No images are to be carried over; print all other material exactly as it stands.

== == ==

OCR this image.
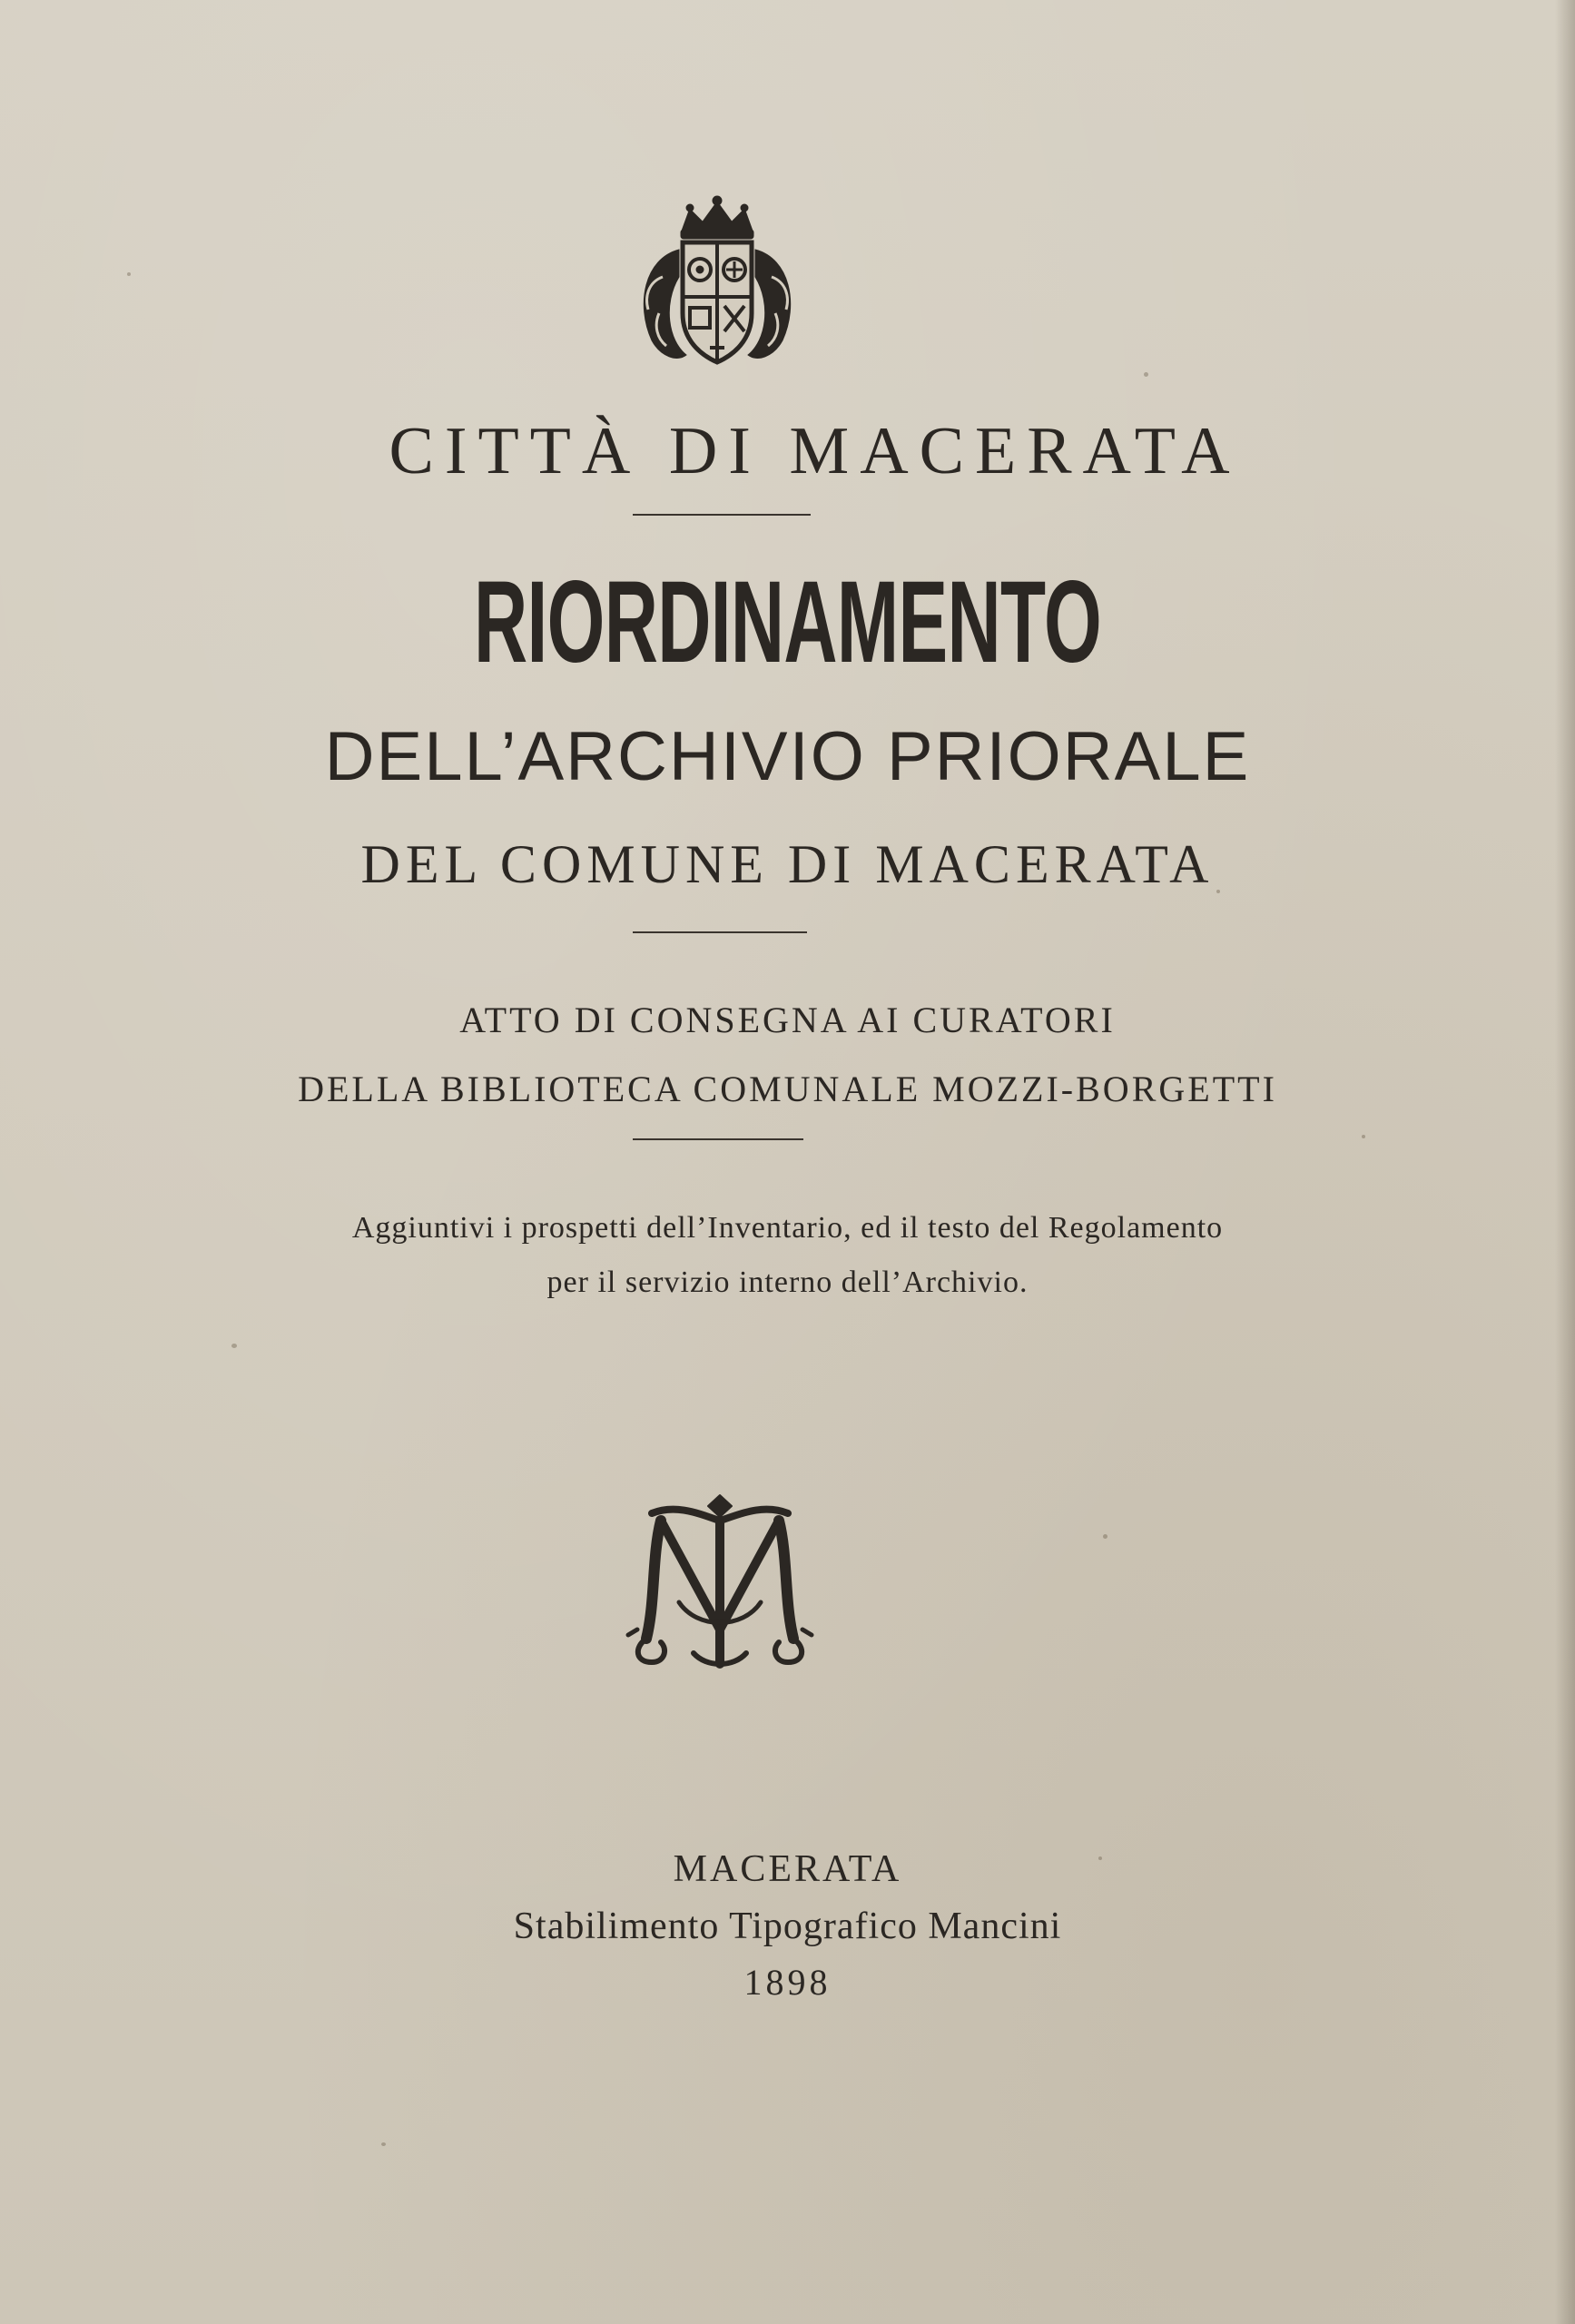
CITTÀ DI MACERATA
RIORDINAMENTO
DELL’ARCHIVIO PRIORALE
DEL COMUNE DI MACERATA
ATTO DI CONSEGNA AI CURATORI
DELLA BIBLIOTECA COMUNALE MOZZI-BORGETTI
Aggiuntivi i prospetti dell’Inventario, ed il testo del Regolamento
per il servizio interno dell’Archivio.
MACERATA
Stabilimento Tipografico Mancini
1898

== == ==

_EXERCISE ANSWER_.
OCR this image.
CITTÀ DI MACERATA
RIORDINAMENTO
DELL’ARCHIVIO PRIORALE
DEL COMUNE DI MACERATA
ATTO DI CONSEGNA AI CURATORI
DELLA BIBLIOTECA COMUNALE MOZZI-BORGETTI
Aggiuntivi i prospetti dell’Inventario, ed il testo del Regolamento
per il servizio interno dell’Archivio.
MACERATA
Stabilimento Tipografico Mancini
1898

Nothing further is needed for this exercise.